[START Stored data]

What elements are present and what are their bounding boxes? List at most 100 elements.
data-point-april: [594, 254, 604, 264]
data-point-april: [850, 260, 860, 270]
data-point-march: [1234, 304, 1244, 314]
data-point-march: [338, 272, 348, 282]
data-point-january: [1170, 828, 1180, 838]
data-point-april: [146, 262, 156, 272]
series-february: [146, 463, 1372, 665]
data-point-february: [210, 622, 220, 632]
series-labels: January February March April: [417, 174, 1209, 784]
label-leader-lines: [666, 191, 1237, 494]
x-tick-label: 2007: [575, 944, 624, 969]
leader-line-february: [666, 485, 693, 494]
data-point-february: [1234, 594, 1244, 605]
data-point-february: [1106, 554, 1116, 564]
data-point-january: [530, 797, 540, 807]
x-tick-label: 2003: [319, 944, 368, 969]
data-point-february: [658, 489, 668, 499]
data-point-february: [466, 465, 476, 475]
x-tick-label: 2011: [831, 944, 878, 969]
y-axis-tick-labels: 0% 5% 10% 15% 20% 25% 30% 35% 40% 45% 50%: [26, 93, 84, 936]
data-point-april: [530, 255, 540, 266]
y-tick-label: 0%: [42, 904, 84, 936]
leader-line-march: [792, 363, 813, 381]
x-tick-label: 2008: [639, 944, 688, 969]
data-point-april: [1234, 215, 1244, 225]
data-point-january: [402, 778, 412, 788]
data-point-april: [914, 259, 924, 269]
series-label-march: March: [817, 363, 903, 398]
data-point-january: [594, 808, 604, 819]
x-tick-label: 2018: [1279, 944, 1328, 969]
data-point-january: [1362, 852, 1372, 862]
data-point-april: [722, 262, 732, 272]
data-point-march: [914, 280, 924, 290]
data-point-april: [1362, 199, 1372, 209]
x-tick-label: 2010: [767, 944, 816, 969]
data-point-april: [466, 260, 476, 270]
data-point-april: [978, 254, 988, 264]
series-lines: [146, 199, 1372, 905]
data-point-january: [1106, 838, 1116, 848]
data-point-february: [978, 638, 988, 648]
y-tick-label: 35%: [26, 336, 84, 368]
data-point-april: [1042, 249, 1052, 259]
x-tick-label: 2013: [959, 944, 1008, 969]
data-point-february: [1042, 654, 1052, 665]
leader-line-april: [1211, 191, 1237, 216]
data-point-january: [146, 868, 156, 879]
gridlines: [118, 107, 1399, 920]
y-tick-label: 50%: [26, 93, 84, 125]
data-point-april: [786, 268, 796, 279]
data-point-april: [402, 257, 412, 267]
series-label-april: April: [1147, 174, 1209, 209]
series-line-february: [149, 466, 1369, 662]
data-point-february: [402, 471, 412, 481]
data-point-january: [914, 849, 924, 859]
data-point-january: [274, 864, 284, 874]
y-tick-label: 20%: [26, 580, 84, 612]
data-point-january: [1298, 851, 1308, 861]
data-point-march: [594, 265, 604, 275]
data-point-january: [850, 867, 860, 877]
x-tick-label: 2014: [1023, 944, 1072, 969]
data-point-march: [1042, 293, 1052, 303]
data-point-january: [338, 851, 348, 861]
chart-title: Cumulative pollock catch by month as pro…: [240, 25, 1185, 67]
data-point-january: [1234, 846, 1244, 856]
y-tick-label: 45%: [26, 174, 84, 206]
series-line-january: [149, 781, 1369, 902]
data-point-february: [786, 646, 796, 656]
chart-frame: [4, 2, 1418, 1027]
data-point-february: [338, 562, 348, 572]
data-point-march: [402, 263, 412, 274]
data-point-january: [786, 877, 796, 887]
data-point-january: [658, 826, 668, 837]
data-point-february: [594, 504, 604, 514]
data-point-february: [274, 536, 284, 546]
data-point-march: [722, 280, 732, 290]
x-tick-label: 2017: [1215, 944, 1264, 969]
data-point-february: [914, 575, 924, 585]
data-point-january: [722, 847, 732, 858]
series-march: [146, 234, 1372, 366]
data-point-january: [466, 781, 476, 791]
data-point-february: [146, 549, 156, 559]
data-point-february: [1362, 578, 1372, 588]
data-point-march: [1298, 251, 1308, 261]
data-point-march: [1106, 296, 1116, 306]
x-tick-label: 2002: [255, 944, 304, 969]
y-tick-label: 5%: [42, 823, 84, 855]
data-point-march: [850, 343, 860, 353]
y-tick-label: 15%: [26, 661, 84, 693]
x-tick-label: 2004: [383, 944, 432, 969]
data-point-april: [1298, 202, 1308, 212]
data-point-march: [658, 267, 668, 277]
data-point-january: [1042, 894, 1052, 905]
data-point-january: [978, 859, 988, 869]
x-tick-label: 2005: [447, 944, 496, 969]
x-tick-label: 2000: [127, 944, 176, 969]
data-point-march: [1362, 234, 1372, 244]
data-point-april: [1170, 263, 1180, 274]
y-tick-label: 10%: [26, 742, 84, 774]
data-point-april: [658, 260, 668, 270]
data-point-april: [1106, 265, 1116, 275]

[END Stored data]

Rewrite every line of the records as a numbered list, leaving out any blank lines.

## Written solution
1. What elements are present and what are their bounding boxes? List at most 100 elements.
2. data-point-april: [594, 254, 604, 264]
3. data-point-april: [850, 260, 860, 270]
4. data-point-march: [1234, 304, 1244, 314]
5. data-point-march: [338, 272, 348, 282]
6. data-point-january: [1170, 828, 1180, 838]
7. data-point-april: [146, 262, 156, 272]
8. series-february: [146, 463, 1372, 665]
9. data-point-february: [210, 622, 220, 632]
10. series-labels: January February March April: [417, 174, 1209, 784]
11. label-leader-lines: [666, 191, 1237, 494]
12. x-tick-label: 2007: [575, 944, 624, 969]
13. leader-line-february: [666, 485, 693, 494]
14. data-point-february: [1234, 594, 1244, 605]
15. data-point-february: [1106, 554, 1116, 564]
16. data-point-january: [530, 797, 540, 807]
17. x-tick-label: 2003: [319, 944, 368, 969]
18. data-point-february: [658, 489, 668, 499]
19. data-point-february: [466, 465, 476, 475]
20. x-tick-label: 2011: [831, 944, 878, 969]
21. y-axis-tick-labels: 0% 5% 10% 15% 20% 25% 30% 35% 40% 45% 50%: [26, 93, 84, 936]
22. data-point-april: [530, 255, 540, 266]
23. y-tick-label: 0%: [42, 904, 84, 936]
24. leader-line-march: [792, 363, 813, 381]
25. x-tick-label: 2008: [639, 944, 688, 969]
26. data-point-april: [1234, 215, 1244, 225]
27. data-point-january: [402, 778, 412, 788]
28. data-point-april: [914, 259, 924, 269]
29. series-label-march: March: [817, 363, 903, 398]
30. data-point-january: [594, 808, 604, 819]
31. x-tick-label: 2018: [1279, 944, 1328, 969]
32. data-point-january: [1362, 852, 1372, 862]
33. data-point-april: [722, 262, 732, 272]
34. data-point-march: [914, 280, 924, 290]
35. data-point-april: [1362, 199, 1372, 209]
36. x-tick-label: 2010: [767, 944, 816, 969]
37. data-point-april: [466, 260, 476, 270]
38. data-point-april: [978, 254, 988, 264]
39. series-lines: [146, 199, 1372, 905]
40. data-point-january: [1106, 838, 1116, 848]
41. data-point-february: [978, 638, 988, 648]
42. y-tick-label: 35%: [26, 336, 84, 368]
43. data-point-april: [1042, 249, 1052, 259]
44. x-tick-label: 2013: [959, 944, 1008, 969]
45. data-point-february: [1042, 654, 1052, 665]
46. leader-line-april: [1211, 191, 1237, 216]
47. data-point-january: [146, 868, 156, 879]
48. gridlines: [118, 107, 1399, 920]
49. y-tick-label: 50%: [26, 93, 84, 125]
50. data-point-april: [786, 268, 796, 279]
51. data-point-april: [402, 257, 412, 267]
52. series-label-april: April: [1147, 174, 1209, 209]
53. series-line-february: [149, 466, 1369, 662]
54. data-point-february: [402, 471, 412, 481]
55. data-point-january: [914, 849, 924, 859]
56. data-point-january: [274, 864, 284, 874]
57. y-tick-label: 20%: [26, 580, 84, 612]
58. data-point-january: [1298, 851, 1308, 861]
59. data-point-march: [594, 265, 604, 275]
60. data-point-january: [850, 867, 860, 877]
61. x-tick-label: 2014: [1023, 944, 1072, 969]
62. data-point-march: [1042, 293, 1052, 303]
63. data-point-january: [338, 851, 348, 861]
64. chart-title: Cumulative pollock catch by month as pro…: [240, 25, 1185, 67]
65. data-point-january: [1234, 846, 1244, 856]
66. y-tick-label: 45%: [26, 174, 84, 206]
67. series-line-january: [149, 781, 1369, 902]
68. data-point-february: [786, 646, 796, 656]
69. chart-frame: [4, 2, 1418, 1027]
70. data-point-february: [338, 562, 348, 572]
71. data-point-march: [402, 263, 412, 274]
72. data-point-january: [786, 877, 796, 887]
73. data-point-january: [658, 826, 668, 837]
74. data-point-february: [594, 504, 604, 514]
75. data-point-february: [274, 536, 284, 546]
76. data-point-march: [722, 280, 732, 290]
77. x-tick-label: 2017: [1215, 944, 1264, 969]
78. data-point-february: [914, 575, 924, 585]
79. data-point-january: [722, 847, 732, 858]
80. series-march: [146, 234, 1372, 366]
81. data-point-january: [466, 781, 476, 791]
82. data-point-february: [146, 549, 156, 559]
83. data-point-february: [1362, 578, 1372, 588]
84. data-point-march: [1298, 251, 1308, 261]
85. data-point-march: [1106, 296, 1116, 306]
86. x-tick-label: 2002: [255, 944, 304, 969]
87. y-tick-label: 5%: [42, 823, 84, 855]
88. data-point-march: [850, 343, 860, 353]
89. y-tick-label: 15%: [26, 661, 84, 693]
90. x-tick-label: 2004: [383, 944, 432, 969]
91. data-point-april: [1298, 202, 1308, 212]
92. data-point-march: [658, 267, 668, 277]
93. data-point-january: [1042, 894, 1052, 905]
94. data-point-january: [978, 859, 988, 869]
95. x-tick-label: 2005: [447, 944, 496, 969]
96. x-tick-label: 2000: [127, 944, 176, 969]
97. data-point-march: [1362, 234, 1372, 244]
98. data-point-april: [1170, 263, 1180, 274]
99. y-tick-label: 10%: [26, 742, 84, 774]
100. data-point-april: [658, 260, 668, 270]
101. data-point-april: [1106, 265, 1116, 275]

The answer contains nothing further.